**Instructions to follow**
Reproduce each line that includes the word "Crecimiento".

**Records for the task**
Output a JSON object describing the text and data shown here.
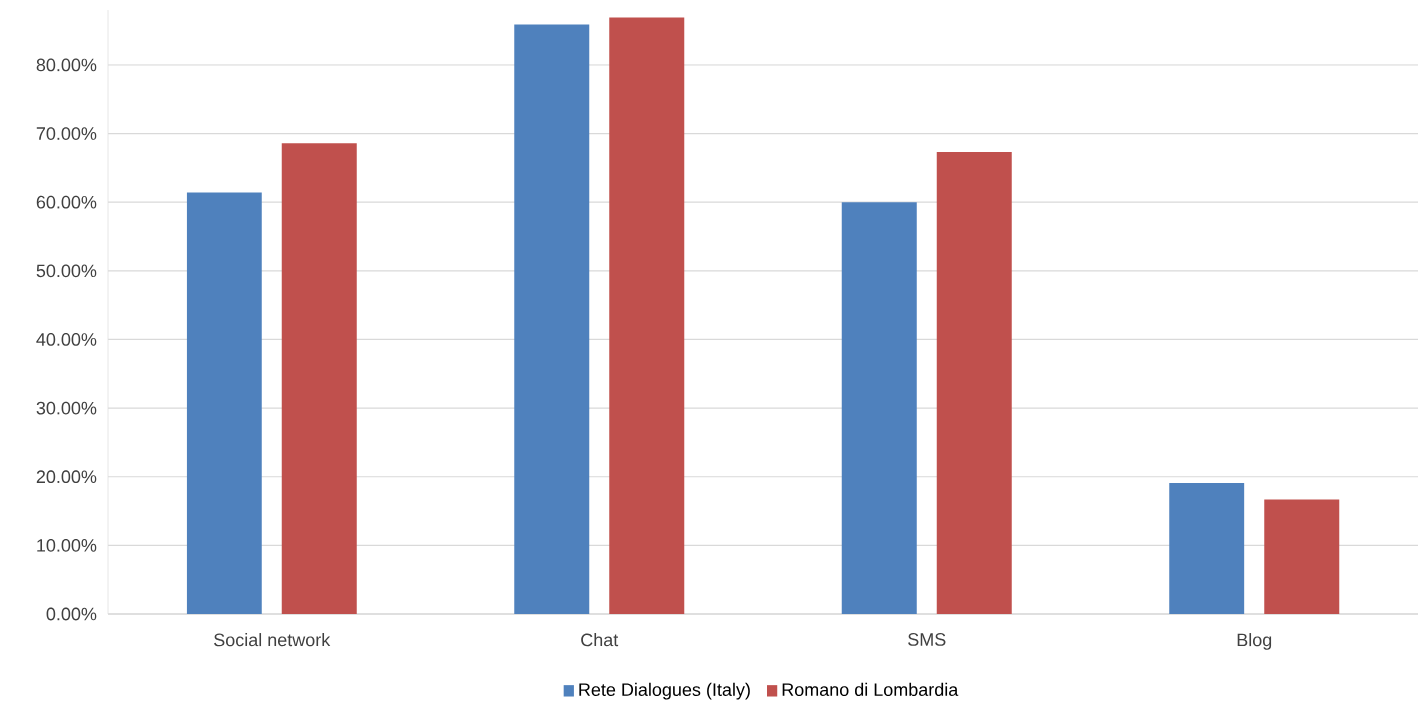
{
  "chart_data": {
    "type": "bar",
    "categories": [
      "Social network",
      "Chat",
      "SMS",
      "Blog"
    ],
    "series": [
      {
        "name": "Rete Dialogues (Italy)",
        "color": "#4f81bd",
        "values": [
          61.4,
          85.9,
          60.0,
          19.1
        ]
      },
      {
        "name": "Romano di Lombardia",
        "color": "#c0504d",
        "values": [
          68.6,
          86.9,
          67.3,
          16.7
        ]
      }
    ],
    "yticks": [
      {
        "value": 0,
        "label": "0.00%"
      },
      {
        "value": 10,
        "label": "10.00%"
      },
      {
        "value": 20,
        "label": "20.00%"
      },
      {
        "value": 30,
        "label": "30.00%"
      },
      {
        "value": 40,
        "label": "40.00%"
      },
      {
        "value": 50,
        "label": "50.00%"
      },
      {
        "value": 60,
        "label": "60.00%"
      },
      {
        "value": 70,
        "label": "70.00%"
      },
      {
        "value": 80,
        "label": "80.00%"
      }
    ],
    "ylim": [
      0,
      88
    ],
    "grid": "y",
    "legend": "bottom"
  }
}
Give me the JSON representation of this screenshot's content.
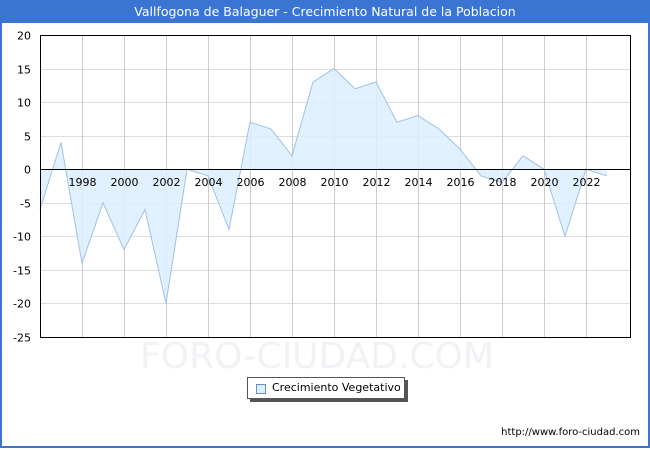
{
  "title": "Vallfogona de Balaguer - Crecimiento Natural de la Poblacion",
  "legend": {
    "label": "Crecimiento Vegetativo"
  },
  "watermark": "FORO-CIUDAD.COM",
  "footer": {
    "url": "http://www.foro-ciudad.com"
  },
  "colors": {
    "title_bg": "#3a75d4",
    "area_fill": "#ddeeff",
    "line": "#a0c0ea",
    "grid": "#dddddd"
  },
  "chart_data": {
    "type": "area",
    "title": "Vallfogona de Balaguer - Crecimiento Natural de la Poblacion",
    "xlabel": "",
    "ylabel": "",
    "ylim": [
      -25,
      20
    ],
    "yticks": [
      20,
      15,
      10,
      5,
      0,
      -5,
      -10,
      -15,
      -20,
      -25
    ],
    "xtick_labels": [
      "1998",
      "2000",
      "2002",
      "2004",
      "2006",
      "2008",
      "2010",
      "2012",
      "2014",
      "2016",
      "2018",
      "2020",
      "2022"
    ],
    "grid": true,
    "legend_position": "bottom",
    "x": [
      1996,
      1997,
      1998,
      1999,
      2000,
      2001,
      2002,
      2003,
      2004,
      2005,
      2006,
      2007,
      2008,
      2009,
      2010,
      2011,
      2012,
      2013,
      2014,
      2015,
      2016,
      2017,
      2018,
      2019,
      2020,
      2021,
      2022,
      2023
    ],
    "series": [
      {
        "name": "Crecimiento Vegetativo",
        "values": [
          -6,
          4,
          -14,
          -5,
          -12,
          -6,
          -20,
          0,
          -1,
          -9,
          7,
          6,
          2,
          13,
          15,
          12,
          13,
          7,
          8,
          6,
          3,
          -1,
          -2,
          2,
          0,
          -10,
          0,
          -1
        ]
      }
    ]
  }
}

**Solution to this exercise**
  "title": "Vallfogona de Balaguer - Crecimiento Natural de la Poblacion",
    "label": "Crecimiento Vegetativo"
    "title": "Vallfogona de Balaguer - Crecimiento Natural de la Poblacion",
        "name": "Crecimiento Vegetativo",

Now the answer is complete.